- EXERCISE -
Find every line in the records below that contains the word "ALLAM", and copy each such line.

- RAW DATA -
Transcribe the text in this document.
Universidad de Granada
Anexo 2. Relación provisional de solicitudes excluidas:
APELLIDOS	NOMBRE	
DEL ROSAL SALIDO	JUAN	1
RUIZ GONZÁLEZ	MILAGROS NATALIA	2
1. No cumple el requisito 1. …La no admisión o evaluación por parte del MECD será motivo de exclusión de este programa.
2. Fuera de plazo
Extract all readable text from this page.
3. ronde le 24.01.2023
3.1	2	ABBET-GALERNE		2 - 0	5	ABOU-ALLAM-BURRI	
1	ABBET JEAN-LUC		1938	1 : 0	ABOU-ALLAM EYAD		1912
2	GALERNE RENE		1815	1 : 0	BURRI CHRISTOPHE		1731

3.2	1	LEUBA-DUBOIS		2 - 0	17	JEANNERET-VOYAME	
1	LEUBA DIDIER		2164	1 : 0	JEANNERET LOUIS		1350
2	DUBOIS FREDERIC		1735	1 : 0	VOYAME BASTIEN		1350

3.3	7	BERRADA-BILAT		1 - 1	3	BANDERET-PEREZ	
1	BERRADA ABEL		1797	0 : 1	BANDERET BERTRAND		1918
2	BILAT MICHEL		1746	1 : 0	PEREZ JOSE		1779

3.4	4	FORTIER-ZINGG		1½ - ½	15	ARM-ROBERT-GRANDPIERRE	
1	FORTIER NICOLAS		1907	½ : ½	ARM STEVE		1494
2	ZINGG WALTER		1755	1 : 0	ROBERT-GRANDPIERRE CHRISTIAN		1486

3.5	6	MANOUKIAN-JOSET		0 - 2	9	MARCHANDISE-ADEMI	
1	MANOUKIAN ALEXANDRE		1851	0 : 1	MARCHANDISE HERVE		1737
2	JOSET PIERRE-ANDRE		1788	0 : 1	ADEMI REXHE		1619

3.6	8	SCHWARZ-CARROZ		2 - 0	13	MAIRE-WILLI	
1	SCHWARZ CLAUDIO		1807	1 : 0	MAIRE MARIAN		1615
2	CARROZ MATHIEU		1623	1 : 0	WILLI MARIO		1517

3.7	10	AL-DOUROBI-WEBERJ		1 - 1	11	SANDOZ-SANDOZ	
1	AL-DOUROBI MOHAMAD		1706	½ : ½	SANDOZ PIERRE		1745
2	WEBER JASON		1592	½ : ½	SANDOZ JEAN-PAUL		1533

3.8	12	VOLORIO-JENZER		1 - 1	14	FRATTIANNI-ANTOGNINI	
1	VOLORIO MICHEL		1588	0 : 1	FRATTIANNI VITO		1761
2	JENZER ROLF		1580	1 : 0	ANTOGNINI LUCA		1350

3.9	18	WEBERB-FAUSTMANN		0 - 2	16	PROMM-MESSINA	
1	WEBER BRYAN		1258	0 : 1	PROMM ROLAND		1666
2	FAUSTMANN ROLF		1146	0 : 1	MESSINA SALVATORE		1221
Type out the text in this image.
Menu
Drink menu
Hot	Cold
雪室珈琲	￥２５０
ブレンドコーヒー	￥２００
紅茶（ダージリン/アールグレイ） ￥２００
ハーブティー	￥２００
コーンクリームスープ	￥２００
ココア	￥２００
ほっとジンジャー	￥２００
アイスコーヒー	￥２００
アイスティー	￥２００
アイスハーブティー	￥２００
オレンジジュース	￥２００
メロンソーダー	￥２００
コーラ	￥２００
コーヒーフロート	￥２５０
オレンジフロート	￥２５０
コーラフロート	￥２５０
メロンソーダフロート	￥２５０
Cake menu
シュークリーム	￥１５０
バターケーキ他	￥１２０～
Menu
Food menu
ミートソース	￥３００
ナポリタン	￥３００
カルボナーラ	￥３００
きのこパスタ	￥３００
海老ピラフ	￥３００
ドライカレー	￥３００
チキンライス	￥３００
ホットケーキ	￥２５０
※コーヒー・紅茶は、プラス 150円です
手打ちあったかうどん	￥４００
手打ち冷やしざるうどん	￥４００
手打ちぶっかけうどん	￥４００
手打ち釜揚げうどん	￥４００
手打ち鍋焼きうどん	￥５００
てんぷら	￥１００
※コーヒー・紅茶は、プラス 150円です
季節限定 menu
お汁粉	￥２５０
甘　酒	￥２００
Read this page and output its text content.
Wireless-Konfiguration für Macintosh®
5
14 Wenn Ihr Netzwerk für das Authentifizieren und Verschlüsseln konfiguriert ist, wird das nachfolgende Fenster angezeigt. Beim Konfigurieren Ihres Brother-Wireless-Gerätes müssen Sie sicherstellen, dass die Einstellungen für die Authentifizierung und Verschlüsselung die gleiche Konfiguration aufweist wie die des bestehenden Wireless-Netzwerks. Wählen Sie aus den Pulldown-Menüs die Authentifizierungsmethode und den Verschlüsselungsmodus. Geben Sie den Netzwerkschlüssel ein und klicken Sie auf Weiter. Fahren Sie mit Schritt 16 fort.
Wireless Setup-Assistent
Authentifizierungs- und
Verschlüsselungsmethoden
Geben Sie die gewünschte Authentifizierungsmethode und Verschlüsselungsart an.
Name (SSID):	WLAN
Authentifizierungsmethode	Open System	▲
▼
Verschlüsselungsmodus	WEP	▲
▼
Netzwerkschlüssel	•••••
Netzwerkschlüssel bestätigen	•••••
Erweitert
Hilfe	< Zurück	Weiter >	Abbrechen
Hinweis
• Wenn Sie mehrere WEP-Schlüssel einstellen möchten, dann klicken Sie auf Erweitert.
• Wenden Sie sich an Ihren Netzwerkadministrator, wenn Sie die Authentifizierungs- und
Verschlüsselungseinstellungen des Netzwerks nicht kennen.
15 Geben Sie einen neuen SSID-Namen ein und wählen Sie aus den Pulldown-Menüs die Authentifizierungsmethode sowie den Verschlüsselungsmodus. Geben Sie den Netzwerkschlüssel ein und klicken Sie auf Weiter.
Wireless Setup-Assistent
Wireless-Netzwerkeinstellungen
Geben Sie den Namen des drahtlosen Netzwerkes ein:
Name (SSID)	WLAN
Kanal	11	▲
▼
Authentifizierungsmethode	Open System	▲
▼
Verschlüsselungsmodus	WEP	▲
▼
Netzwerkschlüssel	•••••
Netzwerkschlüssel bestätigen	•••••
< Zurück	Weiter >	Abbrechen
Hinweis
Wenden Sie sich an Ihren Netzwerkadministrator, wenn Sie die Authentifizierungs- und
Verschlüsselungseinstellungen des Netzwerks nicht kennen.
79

- RESULT FOR THIS EXERCISE -
3.1	2	ABBET-GALERNE		2 - 0	5	ABOU-ALLAM-BURRI	
1	ABBET JEAN-LUC		1938	1 : 0	ABOU-ALLAM EYAD		1912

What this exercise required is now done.